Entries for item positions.
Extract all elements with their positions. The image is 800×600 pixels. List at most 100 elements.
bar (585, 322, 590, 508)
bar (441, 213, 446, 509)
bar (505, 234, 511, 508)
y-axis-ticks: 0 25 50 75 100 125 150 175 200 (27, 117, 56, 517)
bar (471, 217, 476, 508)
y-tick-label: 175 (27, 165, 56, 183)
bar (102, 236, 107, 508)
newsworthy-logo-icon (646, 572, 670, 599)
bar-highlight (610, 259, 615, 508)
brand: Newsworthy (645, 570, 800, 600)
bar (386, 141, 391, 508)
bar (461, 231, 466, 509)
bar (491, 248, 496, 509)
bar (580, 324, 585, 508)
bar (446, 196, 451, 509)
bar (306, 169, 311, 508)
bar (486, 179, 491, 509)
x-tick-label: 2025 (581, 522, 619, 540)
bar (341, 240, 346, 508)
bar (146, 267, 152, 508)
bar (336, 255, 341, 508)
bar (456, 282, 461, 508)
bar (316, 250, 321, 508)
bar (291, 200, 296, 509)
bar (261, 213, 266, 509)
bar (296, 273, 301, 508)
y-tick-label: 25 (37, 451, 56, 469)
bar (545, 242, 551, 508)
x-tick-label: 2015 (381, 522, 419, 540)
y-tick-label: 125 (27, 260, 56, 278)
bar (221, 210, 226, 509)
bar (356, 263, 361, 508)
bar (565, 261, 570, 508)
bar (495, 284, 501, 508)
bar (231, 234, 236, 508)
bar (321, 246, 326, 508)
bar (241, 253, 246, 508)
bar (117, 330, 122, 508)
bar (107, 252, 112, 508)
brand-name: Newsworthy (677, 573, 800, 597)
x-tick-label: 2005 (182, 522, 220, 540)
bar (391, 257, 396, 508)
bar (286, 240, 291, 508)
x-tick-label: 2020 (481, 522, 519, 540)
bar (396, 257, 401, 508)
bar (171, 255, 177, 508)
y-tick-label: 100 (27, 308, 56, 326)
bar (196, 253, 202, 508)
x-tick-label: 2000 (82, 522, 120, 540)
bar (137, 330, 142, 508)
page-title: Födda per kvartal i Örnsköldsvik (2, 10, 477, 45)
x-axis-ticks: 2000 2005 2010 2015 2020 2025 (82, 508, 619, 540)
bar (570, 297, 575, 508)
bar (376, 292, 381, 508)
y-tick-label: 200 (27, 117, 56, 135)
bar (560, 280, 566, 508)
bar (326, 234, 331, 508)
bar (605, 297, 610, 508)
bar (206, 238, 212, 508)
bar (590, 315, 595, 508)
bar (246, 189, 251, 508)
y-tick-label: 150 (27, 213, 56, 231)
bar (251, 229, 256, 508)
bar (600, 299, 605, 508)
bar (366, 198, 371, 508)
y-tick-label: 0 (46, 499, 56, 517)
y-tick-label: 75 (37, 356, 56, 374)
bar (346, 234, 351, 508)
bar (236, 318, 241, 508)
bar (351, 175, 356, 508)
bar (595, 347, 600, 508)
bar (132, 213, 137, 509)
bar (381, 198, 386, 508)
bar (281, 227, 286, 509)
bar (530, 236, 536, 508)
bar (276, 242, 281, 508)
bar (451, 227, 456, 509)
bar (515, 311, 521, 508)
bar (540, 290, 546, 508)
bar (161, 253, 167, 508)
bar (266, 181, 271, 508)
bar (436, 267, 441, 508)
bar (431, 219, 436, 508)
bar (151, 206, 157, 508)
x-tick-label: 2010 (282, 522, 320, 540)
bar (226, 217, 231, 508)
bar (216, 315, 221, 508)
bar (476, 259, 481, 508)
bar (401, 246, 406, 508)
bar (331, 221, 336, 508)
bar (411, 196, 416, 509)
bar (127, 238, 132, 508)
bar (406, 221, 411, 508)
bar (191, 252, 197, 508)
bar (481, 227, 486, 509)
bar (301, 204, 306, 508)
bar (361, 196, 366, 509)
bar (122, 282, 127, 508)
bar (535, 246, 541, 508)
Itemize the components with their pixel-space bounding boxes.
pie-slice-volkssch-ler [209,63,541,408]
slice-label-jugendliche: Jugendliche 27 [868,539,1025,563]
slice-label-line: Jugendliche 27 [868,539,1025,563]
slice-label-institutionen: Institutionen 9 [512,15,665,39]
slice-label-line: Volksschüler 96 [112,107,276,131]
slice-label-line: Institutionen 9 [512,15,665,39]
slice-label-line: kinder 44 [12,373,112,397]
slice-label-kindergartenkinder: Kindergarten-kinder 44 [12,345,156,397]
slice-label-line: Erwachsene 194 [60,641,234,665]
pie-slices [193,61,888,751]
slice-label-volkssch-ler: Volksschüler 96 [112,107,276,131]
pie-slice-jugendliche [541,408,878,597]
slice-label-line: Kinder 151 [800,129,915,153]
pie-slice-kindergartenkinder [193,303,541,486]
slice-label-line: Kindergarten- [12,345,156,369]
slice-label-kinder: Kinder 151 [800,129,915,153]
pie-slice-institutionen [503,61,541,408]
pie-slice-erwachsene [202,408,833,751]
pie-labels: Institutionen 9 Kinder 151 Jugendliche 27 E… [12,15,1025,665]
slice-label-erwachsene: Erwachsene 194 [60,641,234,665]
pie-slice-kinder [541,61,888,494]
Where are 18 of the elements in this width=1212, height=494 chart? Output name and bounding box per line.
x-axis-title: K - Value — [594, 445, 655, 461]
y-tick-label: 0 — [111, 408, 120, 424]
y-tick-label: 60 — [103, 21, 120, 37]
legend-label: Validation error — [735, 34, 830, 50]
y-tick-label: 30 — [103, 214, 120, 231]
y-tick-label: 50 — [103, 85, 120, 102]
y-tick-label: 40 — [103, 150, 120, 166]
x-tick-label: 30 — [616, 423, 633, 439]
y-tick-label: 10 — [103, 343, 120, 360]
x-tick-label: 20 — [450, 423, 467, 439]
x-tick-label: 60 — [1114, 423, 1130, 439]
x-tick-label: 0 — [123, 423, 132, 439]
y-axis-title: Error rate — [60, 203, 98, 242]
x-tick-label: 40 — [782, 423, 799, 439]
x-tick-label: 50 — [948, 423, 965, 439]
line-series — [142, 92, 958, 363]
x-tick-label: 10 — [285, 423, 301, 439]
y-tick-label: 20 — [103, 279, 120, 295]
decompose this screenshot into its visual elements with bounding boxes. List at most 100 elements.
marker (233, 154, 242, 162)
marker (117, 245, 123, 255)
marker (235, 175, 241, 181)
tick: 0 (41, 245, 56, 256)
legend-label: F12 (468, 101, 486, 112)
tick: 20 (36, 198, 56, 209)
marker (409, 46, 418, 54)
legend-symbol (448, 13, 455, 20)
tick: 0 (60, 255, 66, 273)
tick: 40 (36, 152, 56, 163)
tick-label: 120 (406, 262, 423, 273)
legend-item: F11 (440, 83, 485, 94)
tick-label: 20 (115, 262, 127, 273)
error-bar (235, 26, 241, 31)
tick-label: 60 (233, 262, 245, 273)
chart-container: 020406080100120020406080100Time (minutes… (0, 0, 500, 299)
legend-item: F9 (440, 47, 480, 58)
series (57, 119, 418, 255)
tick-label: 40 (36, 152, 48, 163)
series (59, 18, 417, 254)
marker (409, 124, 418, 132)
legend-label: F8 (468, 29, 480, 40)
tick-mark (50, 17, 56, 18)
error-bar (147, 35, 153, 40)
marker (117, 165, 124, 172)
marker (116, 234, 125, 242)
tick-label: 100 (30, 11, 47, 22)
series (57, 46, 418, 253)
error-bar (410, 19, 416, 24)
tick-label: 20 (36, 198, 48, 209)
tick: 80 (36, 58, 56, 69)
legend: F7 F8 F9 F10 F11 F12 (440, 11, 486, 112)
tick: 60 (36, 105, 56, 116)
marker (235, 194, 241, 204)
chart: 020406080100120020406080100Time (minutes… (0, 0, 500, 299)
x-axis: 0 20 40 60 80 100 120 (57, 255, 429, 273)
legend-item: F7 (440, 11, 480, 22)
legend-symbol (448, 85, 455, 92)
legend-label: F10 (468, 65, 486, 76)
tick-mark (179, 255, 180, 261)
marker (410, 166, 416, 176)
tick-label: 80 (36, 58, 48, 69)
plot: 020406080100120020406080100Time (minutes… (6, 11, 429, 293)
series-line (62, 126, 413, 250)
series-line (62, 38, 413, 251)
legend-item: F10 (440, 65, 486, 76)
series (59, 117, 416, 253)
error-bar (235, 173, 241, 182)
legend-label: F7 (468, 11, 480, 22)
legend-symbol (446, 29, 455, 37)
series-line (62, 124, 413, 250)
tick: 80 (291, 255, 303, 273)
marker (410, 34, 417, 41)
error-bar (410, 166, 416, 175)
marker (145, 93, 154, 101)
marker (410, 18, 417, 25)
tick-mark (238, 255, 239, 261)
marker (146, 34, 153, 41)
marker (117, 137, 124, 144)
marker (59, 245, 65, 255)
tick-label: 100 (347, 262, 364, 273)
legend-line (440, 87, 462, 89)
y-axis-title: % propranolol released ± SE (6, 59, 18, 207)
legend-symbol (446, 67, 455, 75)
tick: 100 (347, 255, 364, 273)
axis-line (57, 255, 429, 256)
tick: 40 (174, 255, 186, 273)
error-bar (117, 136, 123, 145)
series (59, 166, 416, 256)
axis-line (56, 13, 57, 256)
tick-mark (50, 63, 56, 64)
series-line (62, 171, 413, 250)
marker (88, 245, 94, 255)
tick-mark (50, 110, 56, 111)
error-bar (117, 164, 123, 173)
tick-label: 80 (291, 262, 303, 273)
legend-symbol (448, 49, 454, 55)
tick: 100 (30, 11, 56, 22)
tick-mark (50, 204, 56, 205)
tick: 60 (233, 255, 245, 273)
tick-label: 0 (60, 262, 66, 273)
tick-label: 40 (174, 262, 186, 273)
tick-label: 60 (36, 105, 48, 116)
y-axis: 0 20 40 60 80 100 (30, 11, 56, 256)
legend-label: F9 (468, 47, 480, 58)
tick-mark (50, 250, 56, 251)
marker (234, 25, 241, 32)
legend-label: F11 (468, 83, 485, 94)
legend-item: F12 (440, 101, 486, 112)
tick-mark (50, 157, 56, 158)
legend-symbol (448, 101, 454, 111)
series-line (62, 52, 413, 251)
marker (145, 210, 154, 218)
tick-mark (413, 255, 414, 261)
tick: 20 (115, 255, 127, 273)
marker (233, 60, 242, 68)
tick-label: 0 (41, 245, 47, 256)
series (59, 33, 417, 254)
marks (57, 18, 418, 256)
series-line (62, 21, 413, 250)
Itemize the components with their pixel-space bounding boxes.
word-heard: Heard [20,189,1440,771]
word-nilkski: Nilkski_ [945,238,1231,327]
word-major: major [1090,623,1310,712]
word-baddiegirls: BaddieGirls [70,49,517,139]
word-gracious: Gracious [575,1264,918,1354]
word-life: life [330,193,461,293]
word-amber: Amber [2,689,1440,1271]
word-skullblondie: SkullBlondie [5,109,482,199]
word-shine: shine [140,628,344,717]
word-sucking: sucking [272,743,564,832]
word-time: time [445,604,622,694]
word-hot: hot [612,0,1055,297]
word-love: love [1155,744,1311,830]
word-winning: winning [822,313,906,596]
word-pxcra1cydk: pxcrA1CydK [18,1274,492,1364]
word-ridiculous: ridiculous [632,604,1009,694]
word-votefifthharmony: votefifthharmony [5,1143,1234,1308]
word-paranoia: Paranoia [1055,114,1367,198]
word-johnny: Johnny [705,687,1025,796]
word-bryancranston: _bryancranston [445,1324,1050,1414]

YOUR TASK. Extract every line above that contains the string "symbol". Treat uppercase and lowercase letters as distinct.

TASK SOLUTION.
legend-symbol (448, 13, 455, 20)
legend-symbol (448, 85, 455, 92)
legend-symbol (446, 29, 455, 37)
legend-symbol (446, 67, 455, 75)
legend-symbol (448, 49, 454, 55)
legend-symbol (448, 101, 454, 111)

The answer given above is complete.